§ Prompt:
Restate the records in their entirety, word for word.

— Start —

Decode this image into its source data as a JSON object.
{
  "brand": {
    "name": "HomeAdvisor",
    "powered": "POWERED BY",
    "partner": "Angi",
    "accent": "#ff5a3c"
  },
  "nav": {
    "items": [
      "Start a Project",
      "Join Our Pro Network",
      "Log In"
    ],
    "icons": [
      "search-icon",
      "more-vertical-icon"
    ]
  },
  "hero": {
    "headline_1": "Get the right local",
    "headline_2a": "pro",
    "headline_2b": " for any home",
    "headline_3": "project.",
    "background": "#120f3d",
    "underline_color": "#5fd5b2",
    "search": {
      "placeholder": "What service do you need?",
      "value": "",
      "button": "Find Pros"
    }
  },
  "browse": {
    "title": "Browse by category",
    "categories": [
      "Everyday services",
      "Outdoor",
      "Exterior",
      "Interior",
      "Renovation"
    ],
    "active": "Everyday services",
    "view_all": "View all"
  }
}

— End —

§ Complete answer:
Decode this image into its source data as a JSON object.
{
  "brand": {
    "name": "HomeAdvisor",
    "powered": "POWERED BY",
    "partner": "Angi",
    "accent": "#ff5a3c"
  },
  "nav": {
    "items": [
      "Start a Project",
      "Join Our Pro Network",
      "Log In"
    ],
    "icons": [
      "search-icon",
      "more-vertical-icon"
    ]
  },
  "hero": {
    "headline_1": "Get the right local",
    "headline_2a": "pro",
    "headline_2b": " for any home",
    "headline_3": "project.",
    "background": "#120f3d",
    "underline_color": "#5fd5b2",
    "search": {
      "placeholder": "What service do you need?",
      "value": "",
      "button": "Find Pros"
    }
  },
  "browse": {
    "title": "Browse by category",
    "categories": [
      "Everyday services",
      "Outdoor",
      "Exterior",
      "Interior",
      "Renovation"
    ],
    "active": "Everyday services",
    "view_all": "View all"
  }
}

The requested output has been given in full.